Given entries:

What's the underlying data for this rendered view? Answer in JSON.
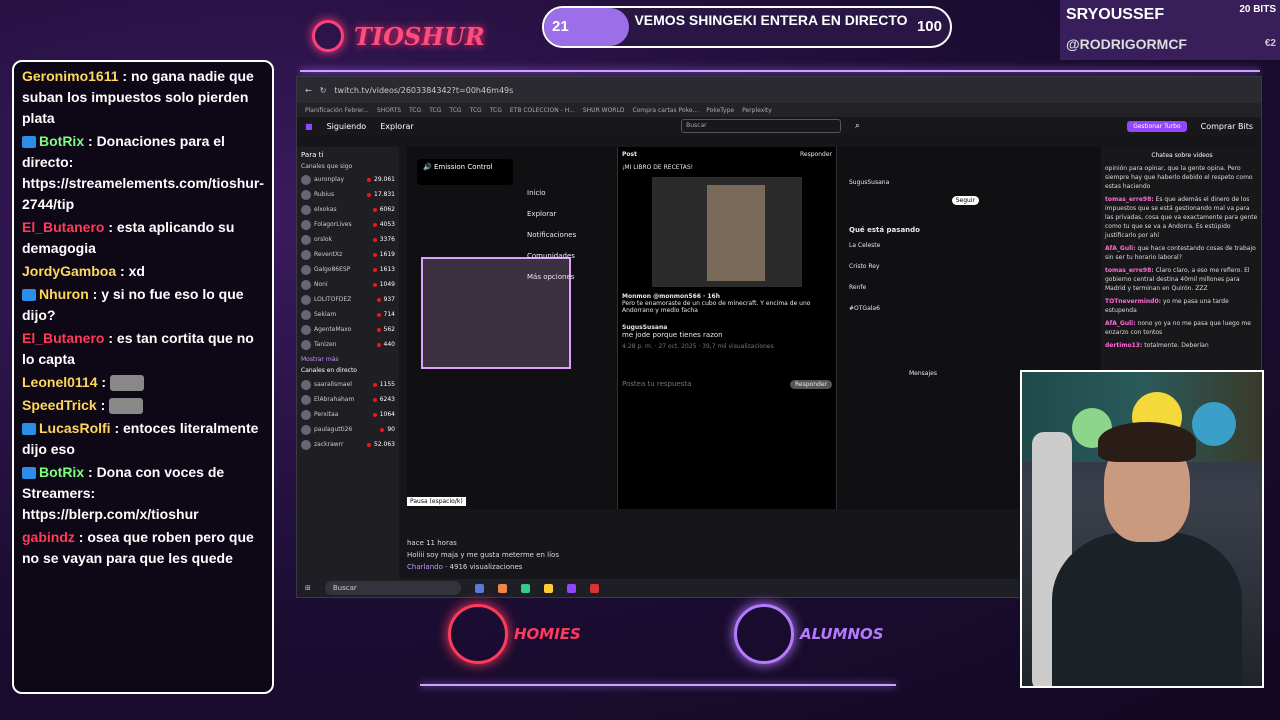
{
  "overlay": {
    "brand": "TIOSHUR",
    "goal": {
      "left": "21",
      "title": "VEMOS SHINGEKI ENTERA EN DIRECTO",
      "right": "100",
      "progress": 0.21
    },
    "recent_sub": "SRYOUSSEF",
    "recent_follow": "@RODRIGORMCF",
    "bits": "20 BITS",
    "bits2": "€2",
    "logo_homies": "HOMIES",
    "logo_alumnos": "ALUMNOS"
  },
  "chat": [
    {
      "user": "Geronimo1611",
      "cls": "",
      "badge": false,
      "text": ": no gana nadie que suban los impuestos solo pierden plata"
    },
    {
      "user": "BotRix",
      "cls": "green",
      "badge": true,
      "text": ": Donaciones para el directo: https://streamelements.com/tioshur-2744/tip"
    },
    {
      "user": "El_Butanero",
      "cls": "red",
      "badge": false,
      "text": ": esta aplicando su demagogia"
    },
    {
      "user": "JordyGamboa",
      "cls": "",
      "badge": false,
      "text": ": xd"
    },
    {
      "user": "Nhuron",
      "cls": "",
      "badge": true,
      "text": ": y si no fue eso lo que dijo?"
    },
    {
      "user": "El_Butanero",
      "cls": "red",
      "badge": false,
      "text": ": es tan cortita que no lo capta"
    },
    {
      "user": "Leonel0114",
      "cls": "",
      "badge": false,
      "text": ":",
      "emote": true
    },
    {
      "user": "SpeedTrick",
      "cls": "",
      "badge": false,
      "text": ":",
      "emote": true
    },
    {
      "user": "LucasRolfi",
      "cls": "",
      "badge": true,
      "text": ": entoces literalmente dijo eso"
    },
    {
      "user": "BotRix",
      "cls": "green",
      "badge": true,
      "text": ": Dona con voces de Streamers: https://blerp.com/x/tioshur"
    },
    {
      "user": "gabindz",
      "cls": "red",
      "badge": false,
      "text": ": osea que roben pero que no se vayan para que les quede"
    }
  ],
  "screen": {
    "url": "twitch.tv/videos/2603384342?t=00h46m49s",
    "bookmarks": [
      "Planificación Febrer...",
      "SHORTS",
      "TCG",
      "TCG",
      "TCG",
      "TCG",
      "TCG",
      "ETB COLECCION - H...",
      "SHUR WORLD",
      "Compra cartas Poke...",
      "PokeType",
      "Perplexity"
    ],
    "nav": {
      "following": "Siguiendo",
      "browse": "Explorar",
      "search": "Buscar",
      "turbo": "Gestionar Turbo",
      "bits": "Comprar Bits"
    },
    "rail_title": "Para ti",
    "rail_sub": "Canales que sigo",
    "more": "Mostrar más",
    "live": "Canales en directo",
    "rail": [
      {
        "n": "auronplay",
        "c": "29.061"
      },
      {
        "n": "Rubius",
        "c": "17.831"
      },
      {
        "n": "elxokas",
        "c": "6062"
      },
      {
        "n": "FolagorLives",
        "c": "4053"
      },
      {
        "n": "orslok",
        "c": "3376"
      },
      {
        "n": "ReventXz",
        "c": "1619"
      },
      {
        "n": "Galgo86ESP",
        "c": "1613"
      },
      {
        "n": "Noni",
        "c": "1049"
      },
      {
        "n": "LOLITOFDEZ",
        "c": "937"
      },
      {
        "n": "Sekiam",
        "c": "714"
      },
      {
        "n": "AgenteMaxo",
        "c": "562"
      },
      {
        "n": "Tanizen",
        "c": "440"
      },
      {
        "n": "saarallsmael",
        "c": "1155"
      },
      {
        "n": "ElAbrahaham",
        "c": "6243"
      },
      {
        "n": "Perxitaa",
        "c": "1064"
      },
      {
        "n": "paulagutti26",
        "c": "90"
      },
      {
        "n": "zackrawrr",
        "c": "52.063"
      }
    ],
    "emission": "Emission Control",
    "xnav": [
      "Inicio",
      "Explorar",
      "Notificaciones",
      "Comunidades",
      "Más opciones"
    ],
    "xpost": {
      "header": "Post",
      "reply_btn": "Responder",
      "caption": "¡MI LIBRO DE RECETAS!",
      "tweet1": "Monmon @monmon566 · 16h",
      "tweet1_text": "Pero te enamoraste de un cubo de minecraft. Y encima de uno Andorrano y medio facha",
      "tweet2": "SugusSusana",
      "tweet2_text": "me jode porque tienes razon",
      "meta": "4:28 p. m. · 27 oct. 2025 · 39,7 mil visualizaciones",
      "reply_ph": "Postea tu respuesta",
      "reply": "Responder"
    },
    "xright": {
      "trends": "Qué está pasando",
      "t1": "La Celeste",
      "t2": "Cristo Rey",
      "t3": "Renfe",
      "t4": "#OTGala6",
      "follow": "Seguir",
      "name": "SugusSusana",
      "messages": "Mensajes"
    },
    "pausa": "Pausa (espacio/k)",
    "under": {
      "time": "hace 11 horas",
      "title": "Holiii soy maja y me gusta meterme en líos",
      "cat": "Charlando",
      "views": "· 4916 visualizaciones"
    },
    "rchat_title": "Chatea sobre videos",
    "rchat": [
      {
        "u": "",
        "t": "opinión para opinar, que la gente opina. Pero siempre hay que haberlo debido el respeto como estas haciendo"
      },
      {
        "u": "tomas_erre98:",
        "t": "Es que además el dinero de los impuestos que se está gestionando mal va para las privadas, cosa que va exactamente para gente como tu que se va a Andorra. Es estúpido justificarlo por ahí"
      },
      {
        "u": "AfA_Guli:",
        "t": "que hace contestando cosas de trabajo sin ser tu horario laboral?"
      },
      {
        "u": "tomas_erre98:",
        "t": "Claro claro, a eso me refiero. El gobierno central destina 40mil millones para Madrid y terminan en Quirón. ZZZ"
      },
      {
        "u": "TOTnevermind0:",
        "t": "yo me pasa una tarde estupenda"
      },
      {
        "u": "AfA_Guli:",
        "t": "nono yo ya no me pasa que luego me enzarzo con tontos"
      },
      {
        "u": "dertimo13:",
        "t": "totalmente. Deberían"
      }
    ],
    "taskbar_search": "Buscar"
  },
  "colors": {
    "accent": "#9c6ee8",
    "twitch": "#9147ff",
    "brand": "#ff4d7d",
    "homies": "#ff3b5c",
    "alumnos": "#b57bff"
  }
}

Set exercise: Without the pictures, repeat all the records word for word.

Worked solution:
What's the underlying data for this rendered view? Answer in JSON.
{
  "overlay": {
    "brand": "TIOSHUR",
    "goal": {
      "left": "21",
      "title": "VEMOS SHINGEKI ENTERA EN DIRECTO",
      "right": "100",
      "progress": 0.21
    },
    "recent_sub": "SRYOUSSEF",
    "recent_follow": "@RODRIGORMCF",
    "bits": "20 BITS",
    "bits2": "€2",
    "logo_homies": "HOMIES",
    "logo_alumnos": "ALUMNOS"
  },
  "chat": [
    {
      "user": "Geronimo1611",
      "cls": "",
      "badge": false,
      "text": ": no gana nadie que suban los impuestos solo pierden plata"
    },
    {
      "user": "BotRix",
      "cls": "green",
      "badge": true,
      "text": ": Donaciones para el directo: https://streamelements.com/tioshur-2744/tip"
    },
    {
      "user": "El_Butanero",
      "cls": "red",
      "badge": false,
      "text": ": esta aplicando su demagogia"
    },
    {
      "user": "JordyGamboa",
      "cls": "",
      "badge": false,
      "text": ": xd"
    },
    {
      "user": "Nhuron",
      "cls": "",
      "badge": true,
      "text": ": y si no fue eso lo que dijo?"
    },
    {
      "user": "El_Butanero",
      "cls": "red",
      "badge": false,
      "text": ": es tan cortita que no lo capta"
    },
    {
      "user": "Leonel0114",
      "cls": "",
      "badge": false,
      "text": ":",
      "emote": true
    },
    {
      "user": "SpeedTrick",
      "cls": "",
      "badge": false,
      "text": ":",
      "emote": true
    },
    {
      "user": "LucasRolfi",
      "cls": "",
      "badge": true,
      "text": ": entoces literalmente dijo eso"
    },
    {
      "user": "BotRix",
      "cls": "green",
      "badge": true,
      "text": ": Dona con voces de Streamers: https://blerp.com/x/tioshur"
    },
    {
      "user": "gabindz",
      "cls": "red",
      "badge": false,
      "text": ": osea que roben pero que no se vayan para que les quede"
    }
  ],
  "screen": {
    "url": "twitch.tv/videos/2603384342?t=00h46m49s",
    "bookmarks": [
      "Planificación Febrer...",
      "SHORTS",
      "TCG",
      "TCG",
      "TCG",
      "TCG",
      "TCG",
      "ETB COLECCION - H...",
      "SHUR WORLD",
      "Compra cartas Poke...",
      "PokeType",
      "Perplexity"
    ],
    "nav": {
      "following": "Siguiendo",
      "browse": "Explorar",
      "search": "Buscar",
      "turbo": "Gestionar Turbo",
      "bits": "Comprar Bits"
    },
    "rail_title": "Para ti",
    "rail_sub": "Canales que sigo",
    "more": "Mostrar más",
    "live": "Canales en directo",
    "rail": [
      {
        "n": "auronplay",
        "c": "29.061"
      },
      {
        "n": "Rubius",
        "c": "17.831"
      },
      {
        "n": "elxokas",
        "c": "6062"
      },
      {
        "n": "FolagorLives",
        "c": "4053"
      },
      {
        "n": "orslok",
        "c": "3376"
      },
      {
        "n": "ReventXz",
        "c": "1619"
      },
      {
        "n": "Galgo86ESP",
        "c": "1613"
      },
      {
        "n": "Noni",
        "c": "1049"
      },
      {
        "n": "LOLITOFDEZ",
        "c": "937"
      },
      {
        "n": "Sekiam",
        "c": "714"
      },
      {
        "n": "AgenteMaxo",
        "c": "562"
      },
      {
        "n": "Tanizen",
        "c": "440"
      },
      {
        "n": "saarallsmael",
        "c": "1155"
      },
      {
        "n": "ElAbrahaham",
        "c": "6243"
      },
      {
        "n": "Perxitaa",
        "c": "1064"
      },
      {
        "n": "paulagutti26",
        "c": "90"
      },
      {
        "n": "zackrawrr",
        "c": "52.063"
      }
    ],
    "emission": "Emission Control",
    "xnav": [
      "Inicio",
      "Explorar",
      "Notificaciones",
      "Comunidades",
      "Más opciones"
    ],
    "xpost": {
      "header": "Post",
      "reply_btn": "Responder",
      "caption": "¡MI LIBRO DE RECETAS!",
      "tweet1": "Monmon @monmon566 · 16h",
      "tweet1_text": "Pero te enamoraste de un cubo de minecraft. Y encima de uno Andorrano y medio facha",
      "tweet2": "SugusSusana",
      "tweet2_text": "me jode porque tienes razon",
      "meta": "4:28 p. m. · 27 oct. 2025 · 39,7 mil visualizaciones",
      "reply_ph": "Postea tu respuesta",
      "reply": "Responder"
    },
    "xright": {
      "trends": "Qué está pasando",
      "t1": "La Celeste",
      "t2": "Cristo Rey",
      "t3": "Renfe",
      "t4": "#OTGala6",
      "follow": "Seguir",
      "name": "SugusSusana",
      "messages": "Mensajes"
    },
    "pausa": "Pausa (espacio/k)",
    "under": {
      "time": "hace 11 horas",
      "title": "Holiii soy maja y me gusta meterme en líos",
      "cat": "Charlando",
      "views": "· 4916 visualizaciones"
    },
    "rchat_title": "Chatea sobre videos",
    "rchat": [
      {
        "u": "",
        "t": "opinión para opinar, que la gente opina. Pero siempre hay que haberlo debido el respeto como estas haciendo"
      },
      {
        "u": "tomas_erre98:",
        "t": "Es que además el dinero de los impuestos que se está gestionando mal va para las privadas, cosa que va exactamente para gente como tu que se va a Andorra. Es estúpido justificarlo por ahí"
      },
      {
        "u": "AfA_Guli:",
        "t": "que hace contestando cosas de trabajo sin ser tu horario laboral?"
      },
      {
        "u": "tomas_erre98:",
        "t": "Claro claro, a eso me refiero. El gobierno central destina 40mil millones para Madrid y terminan en Quirón. ZZZ"
      },
      {
        "u": "TOTnevermind0:",
        "t": "yo me pasa una tarde estupenda"
      },
      {
        "u": "AfA_Guli:",
        "t": "nono yo ya no me pasa que luego me enzarzo con tontos"
      },
      {
        "u": "dertimo13:",
        "t": "totalmente. Deberían"
      }
    ],
    "taskbar_search": "Buscar"
  },
  "colors": {
    "accent": "#9c6ee8",
    "twitch": "#9147ff",
    "brand": "#ff4d7d",
    "homies": "#ff3b5c",
    "alumnos": "#b57bff"
  }
}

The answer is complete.